### TASK REQUIREMENTS:
1 > In the watershed webinar excerpt, which impacts of transportation on watersheds does Slide 2 name?
2 > Duplicate everything in the watershed webinar excerpt from "Table of Contents" down to "Administration (RITA) logo.".

### SOURCE EXCERPT:

[Begin]

Moderated by Michael Lamprecht, Federal Highway Administration – Office of Project Development and Environmental Review

PDF Version [4.69 MB]


Table of Contents

Overview of FHWA Context

U.S. Environmental Protection Agency's (EPA) Healthy Watersheds Initiative

U.S. Forest Service (USFS) Watershed Approach

Watershed-Based Approaches for Mitigation and Transportation Planning


Overview of FHWA Context

All the slides in this presentation are branded with the U.S. Department of Transportation (USDOT) Federal Highway Administration (FHWA) logo and the USDOT Research and Innovative Technology Administration (RITA) logo.

Slide 1: Watershed Approaches for Mitigation and Transportation Planning: Innovative Programs from FHWA's Resource Agency Partners

Wednesday, November 30, 2011
2:00 - 3:30 PM Eastern

Presenters

  • Laura Gabanski, Environmental Protection Agency (EPA)
  • Nathaniel Gillespie, U.S. Forest Services (USFS)
  • Barbara Walther, U.S. Army Corp of Engineers (USACE) – St. Paul District

Moderated by Michael Lamprecht, Federal Highway Administration – Office of Project Development and Environmental Review

Image: Photograph of a section of a bridge over a culvert, with lush green trees in the foreground and background
Image: Cover of the Eco-Logical: An Ecosystem Approach to Developing Infrastructure Projects document

Slide 2: FHWA Watershed Context

  • All transportation projects occur in watersheds.
  • Transportation impacts to watersheds include erosion, sedimentation, and stormwater discharge.
  • A watershed approach to infrastructure planning reflects best available science and is best suited to ensuring environmental integrity and health.

[End]

[Data listing]
[Begin]

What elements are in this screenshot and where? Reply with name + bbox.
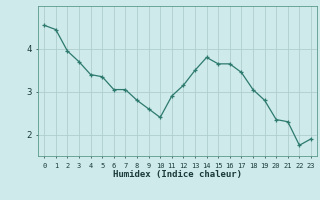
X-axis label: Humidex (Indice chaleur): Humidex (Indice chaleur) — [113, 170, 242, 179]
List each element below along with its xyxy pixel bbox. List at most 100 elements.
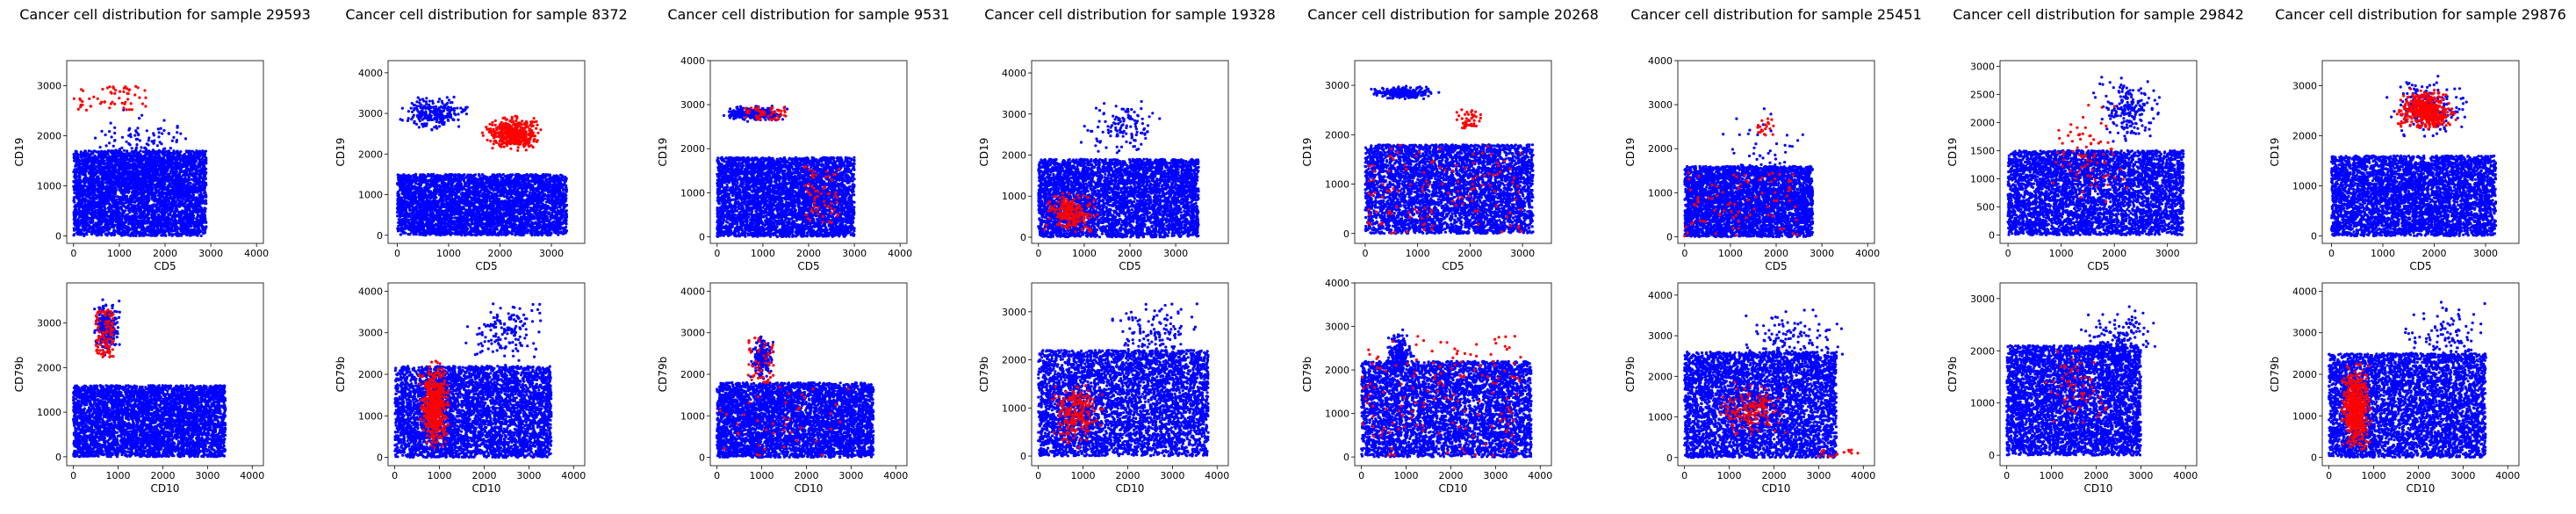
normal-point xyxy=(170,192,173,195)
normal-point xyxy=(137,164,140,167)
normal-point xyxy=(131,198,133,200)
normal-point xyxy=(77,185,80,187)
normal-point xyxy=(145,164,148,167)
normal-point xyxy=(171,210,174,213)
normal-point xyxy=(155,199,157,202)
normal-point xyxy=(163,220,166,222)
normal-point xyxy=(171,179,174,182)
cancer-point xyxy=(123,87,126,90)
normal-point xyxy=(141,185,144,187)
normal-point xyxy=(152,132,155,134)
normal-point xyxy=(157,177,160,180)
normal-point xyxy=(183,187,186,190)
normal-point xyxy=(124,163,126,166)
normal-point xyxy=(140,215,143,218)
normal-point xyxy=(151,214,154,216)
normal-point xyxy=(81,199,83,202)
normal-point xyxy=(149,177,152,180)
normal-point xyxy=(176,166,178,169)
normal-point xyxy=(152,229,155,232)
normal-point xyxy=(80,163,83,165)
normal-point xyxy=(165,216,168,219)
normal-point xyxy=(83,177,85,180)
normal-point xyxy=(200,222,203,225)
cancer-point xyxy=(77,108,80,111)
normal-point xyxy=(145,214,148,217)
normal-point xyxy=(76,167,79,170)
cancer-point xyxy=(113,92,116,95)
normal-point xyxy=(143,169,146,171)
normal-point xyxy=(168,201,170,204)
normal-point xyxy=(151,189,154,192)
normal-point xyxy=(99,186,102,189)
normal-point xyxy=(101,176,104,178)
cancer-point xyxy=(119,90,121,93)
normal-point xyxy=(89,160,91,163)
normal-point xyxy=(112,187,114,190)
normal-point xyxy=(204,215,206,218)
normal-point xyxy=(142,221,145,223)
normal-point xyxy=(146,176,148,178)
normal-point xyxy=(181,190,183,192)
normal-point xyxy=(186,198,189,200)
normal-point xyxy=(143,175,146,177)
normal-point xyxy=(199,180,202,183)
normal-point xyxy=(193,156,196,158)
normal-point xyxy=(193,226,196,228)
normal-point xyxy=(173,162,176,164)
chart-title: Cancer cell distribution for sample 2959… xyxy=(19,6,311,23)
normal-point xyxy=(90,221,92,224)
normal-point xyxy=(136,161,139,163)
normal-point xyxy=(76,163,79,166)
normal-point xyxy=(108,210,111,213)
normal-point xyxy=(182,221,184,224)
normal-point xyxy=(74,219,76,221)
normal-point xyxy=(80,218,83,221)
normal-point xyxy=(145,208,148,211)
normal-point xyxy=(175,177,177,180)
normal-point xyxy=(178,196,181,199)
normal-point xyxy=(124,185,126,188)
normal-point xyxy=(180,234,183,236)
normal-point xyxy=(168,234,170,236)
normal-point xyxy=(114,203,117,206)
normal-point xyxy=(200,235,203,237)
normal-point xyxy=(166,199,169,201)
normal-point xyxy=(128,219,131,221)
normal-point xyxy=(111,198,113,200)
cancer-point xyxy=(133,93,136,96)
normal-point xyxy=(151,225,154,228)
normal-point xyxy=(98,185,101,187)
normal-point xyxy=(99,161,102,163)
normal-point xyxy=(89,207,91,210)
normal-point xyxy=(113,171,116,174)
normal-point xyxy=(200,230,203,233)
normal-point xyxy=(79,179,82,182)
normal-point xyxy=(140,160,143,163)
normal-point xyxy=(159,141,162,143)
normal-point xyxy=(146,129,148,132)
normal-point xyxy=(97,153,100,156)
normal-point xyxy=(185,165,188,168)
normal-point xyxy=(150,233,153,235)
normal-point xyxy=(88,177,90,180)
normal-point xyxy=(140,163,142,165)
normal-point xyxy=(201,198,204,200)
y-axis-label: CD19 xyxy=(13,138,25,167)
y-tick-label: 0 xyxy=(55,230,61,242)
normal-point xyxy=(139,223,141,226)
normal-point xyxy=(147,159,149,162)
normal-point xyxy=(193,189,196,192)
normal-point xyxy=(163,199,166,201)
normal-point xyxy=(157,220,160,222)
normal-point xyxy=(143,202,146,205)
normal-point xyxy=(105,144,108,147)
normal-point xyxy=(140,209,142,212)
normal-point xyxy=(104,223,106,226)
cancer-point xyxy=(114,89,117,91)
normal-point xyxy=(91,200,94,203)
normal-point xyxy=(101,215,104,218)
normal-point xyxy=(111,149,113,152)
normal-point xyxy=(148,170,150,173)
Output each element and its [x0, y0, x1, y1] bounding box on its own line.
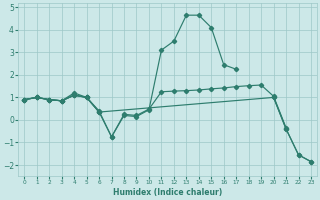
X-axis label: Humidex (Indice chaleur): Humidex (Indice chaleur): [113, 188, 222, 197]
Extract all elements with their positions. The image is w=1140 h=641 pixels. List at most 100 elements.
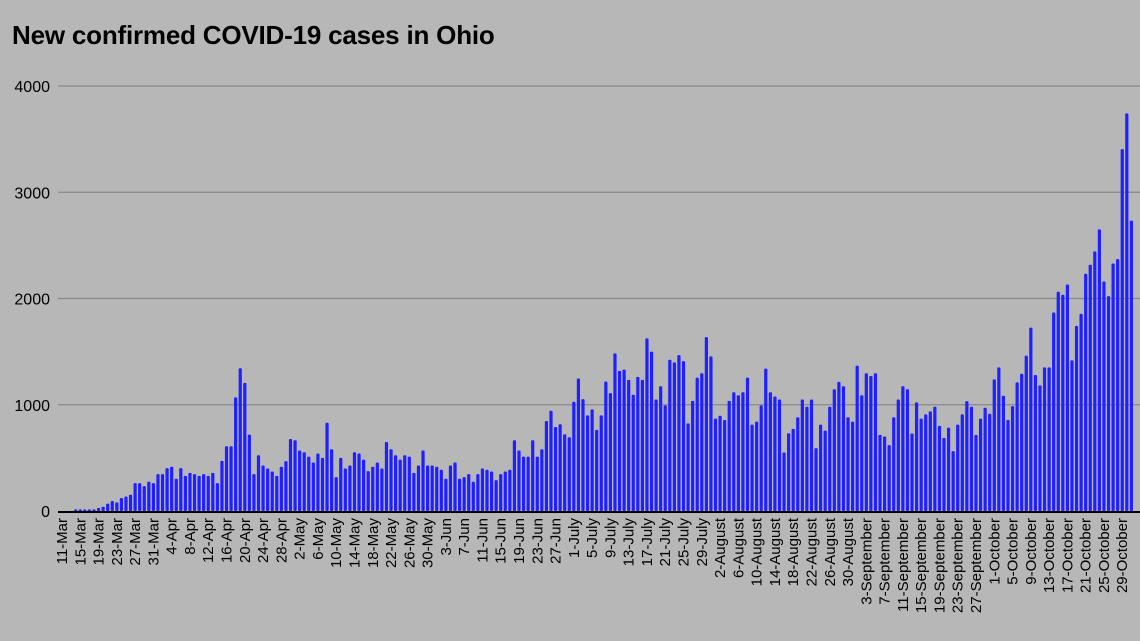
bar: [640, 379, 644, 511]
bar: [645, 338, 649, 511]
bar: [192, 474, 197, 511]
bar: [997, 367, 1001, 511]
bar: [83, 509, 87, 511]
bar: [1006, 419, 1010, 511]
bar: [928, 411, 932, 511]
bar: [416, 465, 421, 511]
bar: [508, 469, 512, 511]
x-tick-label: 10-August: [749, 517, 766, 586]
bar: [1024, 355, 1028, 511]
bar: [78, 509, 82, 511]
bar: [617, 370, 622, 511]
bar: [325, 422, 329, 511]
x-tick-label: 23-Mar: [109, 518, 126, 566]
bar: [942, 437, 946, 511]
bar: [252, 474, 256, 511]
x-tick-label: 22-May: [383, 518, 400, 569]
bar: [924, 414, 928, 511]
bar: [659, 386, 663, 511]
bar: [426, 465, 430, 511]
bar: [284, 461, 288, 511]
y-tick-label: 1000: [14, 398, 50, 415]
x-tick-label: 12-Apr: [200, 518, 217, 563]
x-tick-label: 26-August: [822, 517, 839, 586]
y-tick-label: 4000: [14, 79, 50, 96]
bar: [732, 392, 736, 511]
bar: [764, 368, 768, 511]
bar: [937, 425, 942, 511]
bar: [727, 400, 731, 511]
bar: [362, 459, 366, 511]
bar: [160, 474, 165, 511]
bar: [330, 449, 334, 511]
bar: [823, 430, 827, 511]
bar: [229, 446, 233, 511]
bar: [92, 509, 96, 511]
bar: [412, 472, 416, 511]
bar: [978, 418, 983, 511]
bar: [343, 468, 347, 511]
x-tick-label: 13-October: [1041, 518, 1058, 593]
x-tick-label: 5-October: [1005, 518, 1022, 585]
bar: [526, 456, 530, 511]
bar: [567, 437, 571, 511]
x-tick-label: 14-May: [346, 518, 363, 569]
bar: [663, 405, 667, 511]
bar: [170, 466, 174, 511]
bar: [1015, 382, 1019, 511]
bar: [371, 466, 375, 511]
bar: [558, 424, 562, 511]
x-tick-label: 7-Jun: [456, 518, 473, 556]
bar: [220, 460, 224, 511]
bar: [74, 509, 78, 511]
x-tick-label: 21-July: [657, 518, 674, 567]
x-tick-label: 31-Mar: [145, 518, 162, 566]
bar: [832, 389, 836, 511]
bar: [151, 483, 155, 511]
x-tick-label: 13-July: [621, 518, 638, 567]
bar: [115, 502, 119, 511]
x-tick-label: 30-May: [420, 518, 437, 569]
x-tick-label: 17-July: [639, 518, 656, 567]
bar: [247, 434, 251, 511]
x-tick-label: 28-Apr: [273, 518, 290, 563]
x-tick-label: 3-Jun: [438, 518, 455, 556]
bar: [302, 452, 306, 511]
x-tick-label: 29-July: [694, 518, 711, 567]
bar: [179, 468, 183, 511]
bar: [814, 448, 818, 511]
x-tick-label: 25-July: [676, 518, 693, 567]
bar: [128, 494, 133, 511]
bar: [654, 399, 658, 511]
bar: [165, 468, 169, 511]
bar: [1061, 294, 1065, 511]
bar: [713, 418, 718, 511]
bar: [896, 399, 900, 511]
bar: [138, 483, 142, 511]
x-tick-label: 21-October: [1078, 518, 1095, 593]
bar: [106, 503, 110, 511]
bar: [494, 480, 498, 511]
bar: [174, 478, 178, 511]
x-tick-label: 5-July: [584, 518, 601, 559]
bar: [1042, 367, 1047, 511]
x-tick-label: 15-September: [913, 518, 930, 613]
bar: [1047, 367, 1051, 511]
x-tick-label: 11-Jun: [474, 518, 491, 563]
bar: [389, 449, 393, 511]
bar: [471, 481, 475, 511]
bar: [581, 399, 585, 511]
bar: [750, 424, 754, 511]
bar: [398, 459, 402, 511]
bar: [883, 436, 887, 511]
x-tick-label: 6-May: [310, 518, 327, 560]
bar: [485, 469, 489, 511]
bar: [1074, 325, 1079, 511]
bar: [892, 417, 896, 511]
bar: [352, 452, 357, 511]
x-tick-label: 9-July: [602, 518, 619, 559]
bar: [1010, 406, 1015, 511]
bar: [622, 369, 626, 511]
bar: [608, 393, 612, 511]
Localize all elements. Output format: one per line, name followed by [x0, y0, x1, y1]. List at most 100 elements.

[End]

### FINAL RESULTS:
1 > Erosion, sedimentation, and stormwater discharge.

2 >
Table of Contents

Overview of FHWA Context

U.S. Environmental Protection Agency's (EPA) Healthy Watersheds Initiative

U.S. Forest Service (USFS) Watershed Approach

Watershed-Based Approaches for Mitigation and Transportation Planning


Overview of FHWA Context

All the slides in this presentation are branded with the U.S. Department of Transportation (USDOT) Federal Highway Administration (FHWA) logo and the USDOT Research and Innovative Technology Administration (RITA) logo.